Omit the pictures, then reproduce every remaining record exactly.

═══ Input rows

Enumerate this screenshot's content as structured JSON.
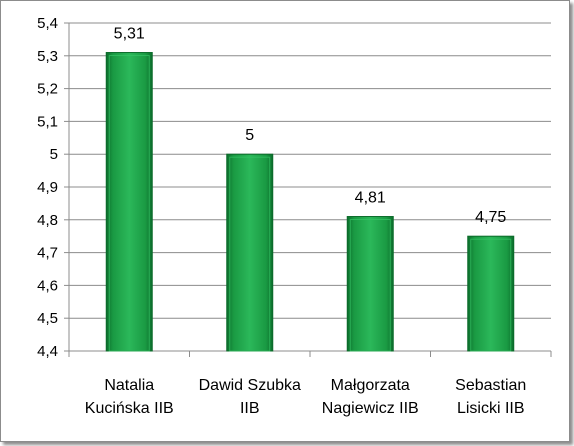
{
  "chart_data": {
    "type": "bar",
    "categories": [
      [
        "Natalia",
        "Kucińska IIB"
      ],
      [
        "Dawid Szubka",
        "IIB"
      ],
      [
        "Małgorzata",
        "Nagiewicz IIB"
      ],
      [
        "Sebastian",
        "Lisicki IIB"
      ]
    ],
    "values": [
      5.31,
      5,
      4.81,
      4.75
    ],
    "value_labels": [
      "5,31",
      "5",
      "4,81",
      "4,75"
    ],
    "ylim": [
      4.4,
      5.4
    ],
    "yticks": [
      "4,4",
      "4,5",
      "4,6",
      "4,7",
      "4,8",
      "4,9",
      "5",
      "5,1",
      "5,2",
      "5,3",
      "5,4"
    ],
    "grid": true,
    "legend": "none",
    "title": "",
    "xlabel": "",
    "ylabel": "",
    "colors": {
      "bar": "#1fa64a",
      "bar_dark": "#0b6b2a",
      "bar_light": "#35c565",
      "grid": "#8c8c8c"
    }
  }
}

══════

Solution to the exercise:
Enumerate this screenshot's content as structured JSON.
{
  "chart_data": {
    "type": "bar",
    "categories": [
      [
        "Natalia",
        "Kucińska IIB"
      ],
      [
        "Dawid Szubka",
        "IIB"
      ],
      [
        "Małgorzata",
        "Nagiewicz IIB"
      ],
      [
        "Sebastian",
        "Lisicki IIB"
      ]
    ],
    "values": [
      5.31,
      5,
      4.81,
      4.75
    ],
    "value_labels": [
      "5,31",
      "5",
      "4,81",
      "4,75"
    ],
    "ylim": [
      4.4,
      5.4
    ],
    "yticks": [
      "4,4",
      "4,5",
      "4,6",
      "4,7",
      "4,8",
      "4,9",
      "5",
      "5,1",
      "5,2",
      "5,3",
      "5,4"
    ],
    "grid": true,
    "legend": "none",
    "title": "",
    "xlabel": "",
    "ylabel": "",
    "colors": {
      "bar": "#1fa64a",
      "bar_dark": "#0b6b2a",
      "bar_light": "#35c565",
      "grid": "#8c8c8c"
    }
  }
}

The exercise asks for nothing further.